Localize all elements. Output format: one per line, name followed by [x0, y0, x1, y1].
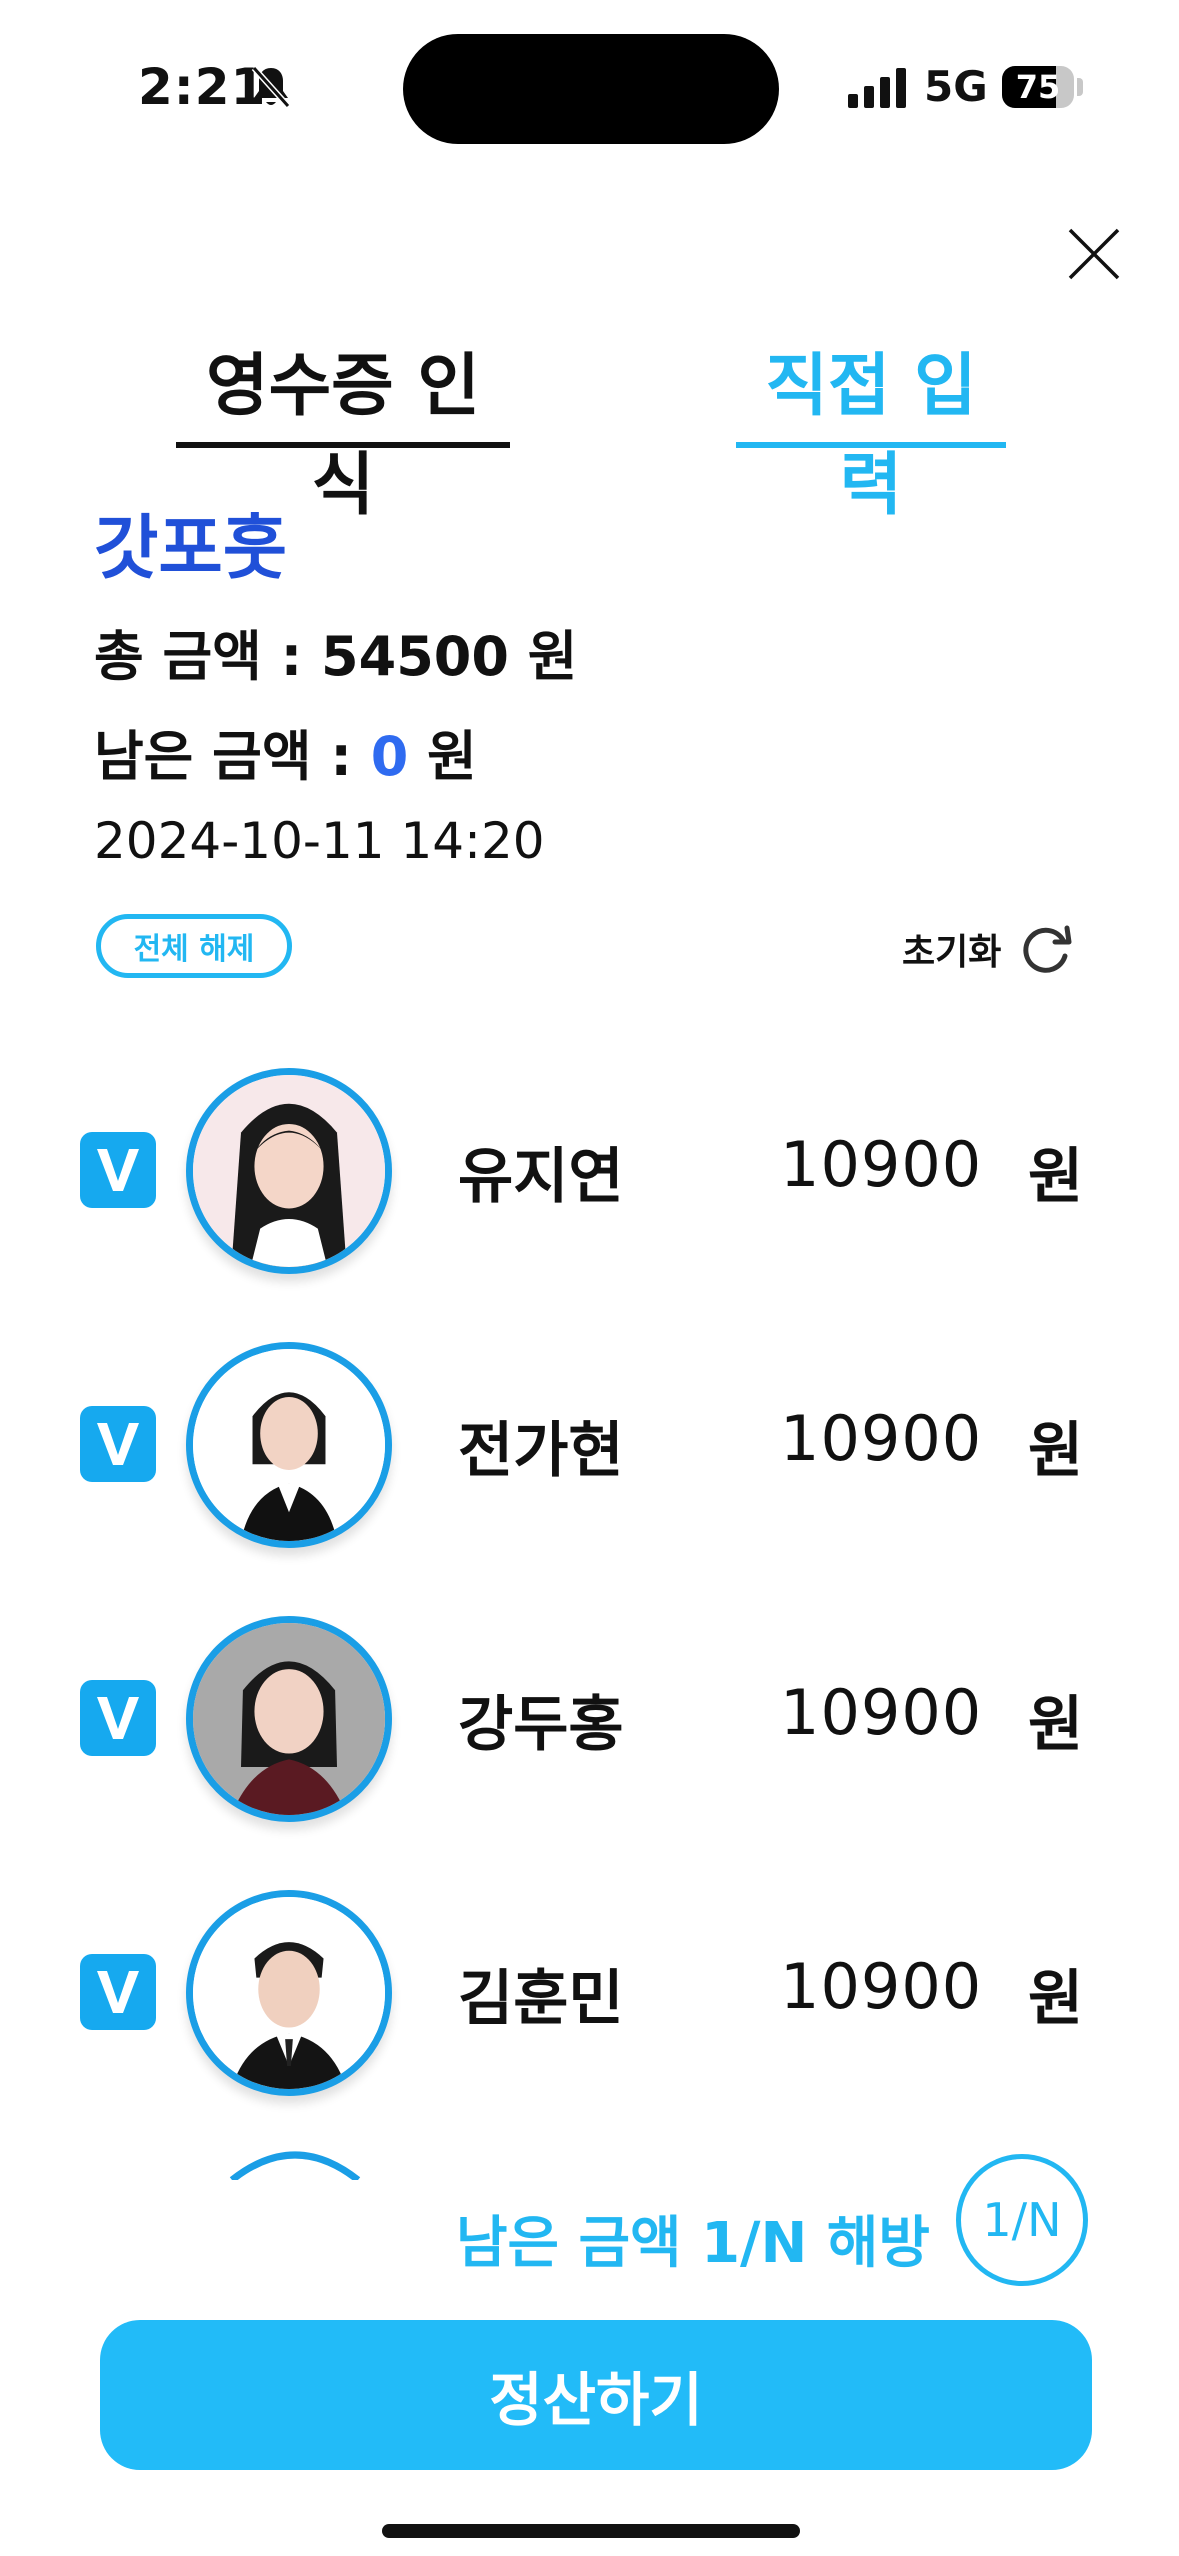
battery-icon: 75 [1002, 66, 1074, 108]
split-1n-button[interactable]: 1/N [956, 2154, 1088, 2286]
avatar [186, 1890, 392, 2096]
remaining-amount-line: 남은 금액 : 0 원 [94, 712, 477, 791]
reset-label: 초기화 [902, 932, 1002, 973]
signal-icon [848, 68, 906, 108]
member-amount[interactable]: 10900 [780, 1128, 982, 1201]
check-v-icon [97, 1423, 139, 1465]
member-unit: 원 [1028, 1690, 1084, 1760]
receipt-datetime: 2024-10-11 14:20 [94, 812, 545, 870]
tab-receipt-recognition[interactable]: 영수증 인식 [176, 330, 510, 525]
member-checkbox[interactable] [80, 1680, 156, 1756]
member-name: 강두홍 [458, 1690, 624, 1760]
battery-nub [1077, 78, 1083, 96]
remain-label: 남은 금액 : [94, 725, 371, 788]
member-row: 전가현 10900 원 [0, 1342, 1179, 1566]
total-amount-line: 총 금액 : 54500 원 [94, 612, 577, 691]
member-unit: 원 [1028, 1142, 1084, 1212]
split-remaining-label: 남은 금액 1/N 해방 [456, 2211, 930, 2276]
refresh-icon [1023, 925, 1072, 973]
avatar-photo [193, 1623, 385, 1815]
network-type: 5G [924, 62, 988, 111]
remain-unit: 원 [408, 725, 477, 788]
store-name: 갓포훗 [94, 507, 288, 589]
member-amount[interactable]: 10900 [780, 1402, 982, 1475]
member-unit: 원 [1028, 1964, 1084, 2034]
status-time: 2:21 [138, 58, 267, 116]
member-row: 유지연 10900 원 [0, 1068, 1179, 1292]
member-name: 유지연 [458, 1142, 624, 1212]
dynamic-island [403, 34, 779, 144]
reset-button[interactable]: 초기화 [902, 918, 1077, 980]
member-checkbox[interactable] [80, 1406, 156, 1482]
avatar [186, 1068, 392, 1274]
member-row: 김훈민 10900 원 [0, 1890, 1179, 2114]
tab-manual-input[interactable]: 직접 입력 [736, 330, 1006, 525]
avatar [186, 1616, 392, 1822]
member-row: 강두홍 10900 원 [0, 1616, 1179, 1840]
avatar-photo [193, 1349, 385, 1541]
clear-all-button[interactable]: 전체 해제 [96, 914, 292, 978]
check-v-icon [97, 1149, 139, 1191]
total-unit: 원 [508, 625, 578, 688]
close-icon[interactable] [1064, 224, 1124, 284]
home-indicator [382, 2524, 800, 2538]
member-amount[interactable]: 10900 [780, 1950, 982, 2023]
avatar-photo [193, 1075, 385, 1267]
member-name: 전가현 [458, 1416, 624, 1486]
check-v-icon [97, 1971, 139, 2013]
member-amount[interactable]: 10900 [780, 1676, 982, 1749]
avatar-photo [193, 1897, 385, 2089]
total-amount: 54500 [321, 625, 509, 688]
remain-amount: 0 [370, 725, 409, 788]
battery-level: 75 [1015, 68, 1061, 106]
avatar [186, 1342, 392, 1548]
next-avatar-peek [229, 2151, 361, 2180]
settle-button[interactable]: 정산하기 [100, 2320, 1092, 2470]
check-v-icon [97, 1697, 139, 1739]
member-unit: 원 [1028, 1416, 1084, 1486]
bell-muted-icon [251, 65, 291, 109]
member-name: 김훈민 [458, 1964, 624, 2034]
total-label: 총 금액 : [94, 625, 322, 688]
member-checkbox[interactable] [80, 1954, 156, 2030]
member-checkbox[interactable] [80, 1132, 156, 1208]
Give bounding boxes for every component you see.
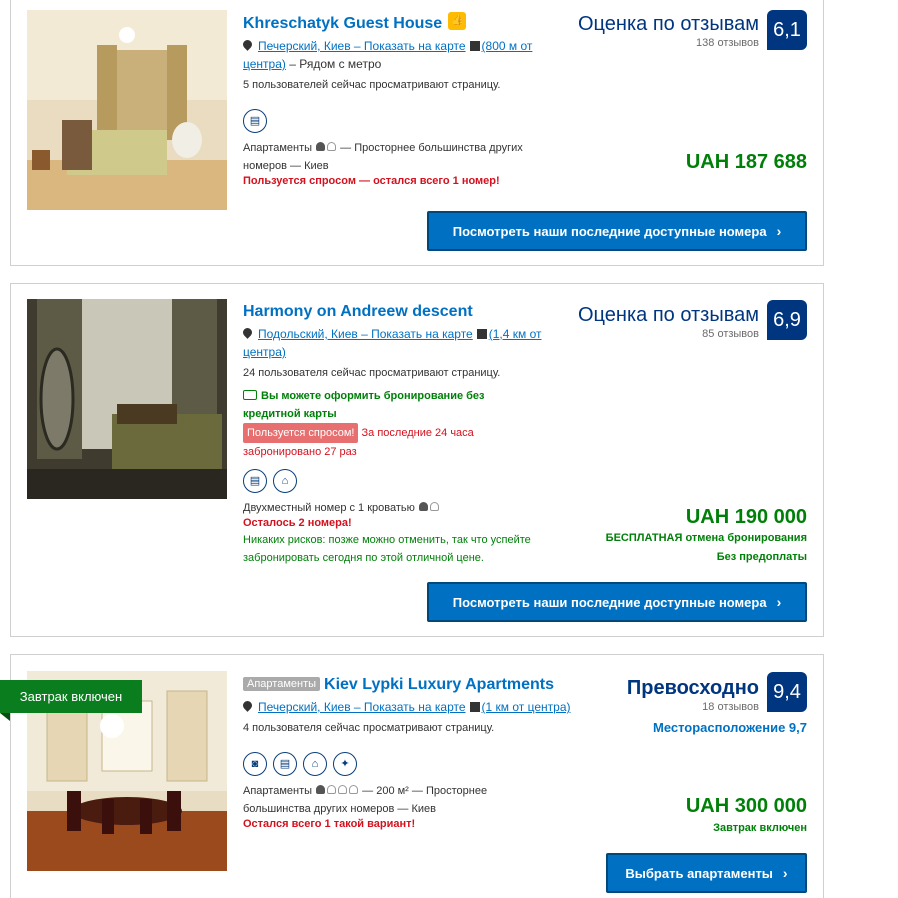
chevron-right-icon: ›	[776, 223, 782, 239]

→ Given request
Copy out the listing from the line with "battery-icon: 75 [1002, 66, 1074, 108]" to the line with "receipt-datetime: 2024-10-11 14:20", both of those lines included, keeping every character unchanged.

→ Response to this task
battery-icon: 75 [1002, 66, 1074, 108]
split-1n-button[interactable]: 1/N [956, 2154, 1088, 2286]
avatar [186, 1890, 392, 2096]
remaining-amount-line: 남은 금액 : 0 원 [94, 712, 477, 791]
reset-label: 초기화 [902, 932, 1002, 973]
signal-icon [848, 68, 906, 108]
member-amount[interactable]: 10900 [780, 1128, 982, 1201]
check-v-icon [97, 1423, 139, 1465]
member-unit: 원 [1028, 1690, 1084, 1760]
receipt-datetime: 2024-10-11 14:20 [94, 812, 545, 870]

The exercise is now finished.